Challenge 1 >>
In the essay on the five golden rings, what is "Five golden rings" said to symbolize?
Challenge 2 >>
Resume the essay on the five golden rings after its last sentence and keep writing.

Source excerpt >>
The origin of “The Twelve Days of Christmas” is thought to come from a mnemonic used to teach children catechism in 16th century England when the practice of Catholicism was outlawed. Each of the gifts in the song is a symbol for the religious teaching beginning with the Partridge symbolizing Jesus and ending with 12 drummers drumming the points of the Apostles Creed. “Five golden rings” is symbolic of the first 5 books of the bible; the Pentateuch or what the Jewish faith calls the Torah. There are many that dispute this theory of origin so this, like so many other things is left up to us to choose what we believe to be true. Our belief system should be an active exercise in faith though, so whether or not this is the actual origin of the “12 Days of Christmas” Let me share with you what five rings means to me this Christmas season.
The Ring of Life. I believe that our lives move in rings. Smaller rings woven together into larger rings and again into larger ones and so on and so on as the days and minutes are woven into the fabric that is our lives. We leave for work in the morning and return in the evening only to repeat the process the next day. We move away from a city and months or years later return to the same city. We graduate from a school then return to seek a higher degree. We shelve a musical instrument our childhood and dust it off years later to find comforting familiarity or learn new songs. Sometimes the completion of these rings is obvious and self-evident, sometimes shocking, sometimes sublime, sometimes only seen in retrospect. Although the rings we create with our daily lives is fragile and fine nearly to the point of invisibility until linked together and used to create successively larger rings, it is only through this linking that eventually a fabric with the tensile of chain mail is fabricated. Our daily rings are woven so tightly and with such minute movements though, that without a guide it is impossible to detect the patterns we are generating easily seen from afar. So while we consistently look for guidance through our daily lives, we must take care to seek the same guidance in building each day upon the last and linking our rings together. Only adherence to the guide weaves the fabric into a pattern and gives it strength.
The Ring of the Telephone. We had left Denver for Jacksonville Florida only 9 months earlier when Merrill Lynch closed their Colorado campus in the wake of the events of September 11. With a ring of the telephone though, we found ourselves enroute back to Colorado as my Army Reserve unit mobilized to support military actions in Southwest Asia. I was acutely that a ring of our was closing and the new one was beginning, as we made our way back to the Rocky Mountains, but I was blindsided by another during the course of this trip. As interstate 70 passes through Kansas, it takes the traveler past Fort Riley, home of the Army’s massive 24th Mechanized Infantry Division. Fort Riley’s airfield, plainly visible from the highway and normally packed to capacity with all manner of aircraft, was on this day nothing more than a vast expanse of windswept concrete. To my family beside me in the car, this was nothing notable, but they had never been down this road before.
I was struck by the void though. I had seen this before at Fort Campbell during Desert Storm and I knew that the vast emptiness of Fort Riley on this day was the first tangible evidence I had seen that our nation would soon be fully committed to war. To me that void was as striking as the night sky east of Denver had been on the night of September 11th. The blackness of that sky which should have been filled with light of airplanes arriving and departing Denver International had been the first tangible evidence of all the horrific events we had witnessed only through electronic means. The emptiness had shaken me to the core as I realized our lives had changed forever and only the magnitude of change had yet to be determined. In the ensuing catharsis, we sold a home we thought we would occupy to old age, we left family that we had struggled for years to return to, and we moved to a region of the country I had never desired to return to, but we had gradually reconciled ourselves with the change and accepted it as God’s will for us.

Stored records:
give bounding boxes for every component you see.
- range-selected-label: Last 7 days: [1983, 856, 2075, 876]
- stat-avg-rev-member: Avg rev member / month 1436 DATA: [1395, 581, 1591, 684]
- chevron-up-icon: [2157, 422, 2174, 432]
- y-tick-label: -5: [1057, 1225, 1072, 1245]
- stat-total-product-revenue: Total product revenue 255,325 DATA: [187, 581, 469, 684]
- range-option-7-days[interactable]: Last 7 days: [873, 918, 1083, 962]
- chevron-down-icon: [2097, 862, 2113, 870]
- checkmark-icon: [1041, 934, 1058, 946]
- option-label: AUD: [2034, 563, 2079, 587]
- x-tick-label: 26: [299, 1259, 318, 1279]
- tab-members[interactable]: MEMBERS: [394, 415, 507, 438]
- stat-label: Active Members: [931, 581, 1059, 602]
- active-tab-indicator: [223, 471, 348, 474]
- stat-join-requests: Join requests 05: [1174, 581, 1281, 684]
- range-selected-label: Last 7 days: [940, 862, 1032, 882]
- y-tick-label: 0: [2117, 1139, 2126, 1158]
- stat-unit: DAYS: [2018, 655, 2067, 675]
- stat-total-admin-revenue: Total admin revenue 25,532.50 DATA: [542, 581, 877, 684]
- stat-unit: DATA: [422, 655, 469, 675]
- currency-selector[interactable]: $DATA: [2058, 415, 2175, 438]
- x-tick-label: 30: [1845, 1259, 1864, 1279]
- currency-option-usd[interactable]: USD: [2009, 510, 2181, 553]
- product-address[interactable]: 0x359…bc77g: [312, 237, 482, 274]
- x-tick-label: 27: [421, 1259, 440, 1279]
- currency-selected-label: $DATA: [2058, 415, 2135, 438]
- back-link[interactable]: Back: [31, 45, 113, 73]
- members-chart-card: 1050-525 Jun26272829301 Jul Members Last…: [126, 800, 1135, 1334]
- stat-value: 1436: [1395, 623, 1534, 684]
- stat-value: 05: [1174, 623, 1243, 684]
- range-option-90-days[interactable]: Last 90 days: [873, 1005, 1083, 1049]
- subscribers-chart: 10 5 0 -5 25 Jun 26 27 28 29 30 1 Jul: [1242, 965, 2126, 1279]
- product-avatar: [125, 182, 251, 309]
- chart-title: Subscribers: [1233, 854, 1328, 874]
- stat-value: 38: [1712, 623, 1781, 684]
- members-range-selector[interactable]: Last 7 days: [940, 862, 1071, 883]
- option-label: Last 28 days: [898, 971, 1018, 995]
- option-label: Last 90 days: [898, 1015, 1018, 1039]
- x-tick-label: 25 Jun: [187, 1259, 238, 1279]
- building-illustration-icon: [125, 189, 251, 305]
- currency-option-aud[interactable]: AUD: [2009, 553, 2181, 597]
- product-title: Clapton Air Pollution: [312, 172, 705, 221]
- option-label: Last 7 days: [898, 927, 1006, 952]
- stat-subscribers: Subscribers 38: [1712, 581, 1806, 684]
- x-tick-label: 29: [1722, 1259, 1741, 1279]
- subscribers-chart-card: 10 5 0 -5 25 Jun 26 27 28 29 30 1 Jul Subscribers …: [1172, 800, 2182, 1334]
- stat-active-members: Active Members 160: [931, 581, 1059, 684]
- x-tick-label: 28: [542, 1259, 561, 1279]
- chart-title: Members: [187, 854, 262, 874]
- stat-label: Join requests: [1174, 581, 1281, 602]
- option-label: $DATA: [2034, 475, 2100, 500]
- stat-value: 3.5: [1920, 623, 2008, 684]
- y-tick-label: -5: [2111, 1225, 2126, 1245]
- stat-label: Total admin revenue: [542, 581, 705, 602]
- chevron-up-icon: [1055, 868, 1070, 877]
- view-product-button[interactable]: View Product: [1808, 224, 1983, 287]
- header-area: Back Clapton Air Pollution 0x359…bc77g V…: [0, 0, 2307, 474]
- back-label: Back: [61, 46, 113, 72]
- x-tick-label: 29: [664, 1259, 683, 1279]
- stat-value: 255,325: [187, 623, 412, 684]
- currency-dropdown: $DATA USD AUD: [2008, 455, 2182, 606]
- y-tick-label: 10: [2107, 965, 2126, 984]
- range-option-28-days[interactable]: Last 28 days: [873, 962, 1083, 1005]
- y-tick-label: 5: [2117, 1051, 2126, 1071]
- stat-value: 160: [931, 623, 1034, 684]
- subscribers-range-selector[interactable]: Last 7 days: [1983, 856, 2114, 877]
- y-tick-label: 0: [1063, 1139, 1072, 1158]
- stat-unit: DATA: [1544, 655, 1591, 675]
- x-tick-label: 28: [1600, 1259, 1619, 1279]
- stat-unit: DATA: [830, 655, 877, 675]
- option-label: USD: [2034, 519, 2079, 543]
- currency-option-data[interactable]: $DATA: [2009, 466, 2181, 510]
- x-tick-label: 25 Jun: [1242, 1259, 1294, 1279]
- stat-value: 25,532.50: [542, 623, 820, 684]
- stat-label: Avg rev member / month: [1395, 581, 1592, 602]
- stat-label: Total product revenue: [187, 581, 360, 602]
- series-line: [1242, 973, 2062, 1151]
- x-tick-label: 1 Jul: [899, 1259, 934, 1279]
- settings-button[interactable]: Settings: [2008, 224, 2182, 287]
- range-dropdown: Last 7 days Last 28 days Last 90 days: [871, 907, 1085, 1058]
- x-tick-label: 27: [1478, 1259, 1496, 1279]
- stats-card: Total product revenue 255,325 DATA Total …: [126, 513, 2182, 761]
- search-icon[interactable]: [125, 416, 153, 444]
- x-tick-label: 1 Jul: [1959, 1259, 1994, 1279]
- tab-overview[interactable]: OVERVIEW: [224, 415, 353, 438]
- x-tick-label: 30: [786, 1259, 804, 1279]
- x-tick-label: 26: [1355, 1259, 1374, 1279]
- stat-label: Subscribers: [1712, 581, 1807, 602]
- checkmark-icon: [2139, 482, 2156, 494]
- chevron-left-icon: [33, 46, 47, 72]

Response 1 >>
The first five books of the Bible, the Pentateuch, which the Jewish faith calls the Torah.

Response 2 >>
With my family happier every mile closer to Colorado, I said nothing as we passed the airfield, but the significance of the emptiness didn’t escape me. I knew without doubt that our lives would certainly be changed again. Rings close. Rings open.
February found us back in Colorado with a new house, and working full time with my old Reserve unit. Reunions with friends and family was joyous, but reunions with my comrades was both welcome, as I helped share the burden of their tasks, and bittersweet as our tasks involved deploying other friends into harm’s way.
The Graphical Ring. If you place a ring on a normal 2 axis graph of quantity and time you find that the first quarter of the ring, the upper left, begins nearly vertical signifying the highest increase of activity in the shortest amount of time. It’s interesting to trace a ring through this way, noting how activity increases and decreases, faster and slower over longer and shorter periods of time, but that as you approach the end of the circuit, the line is almost vertical again, the highest increase in the shortest time.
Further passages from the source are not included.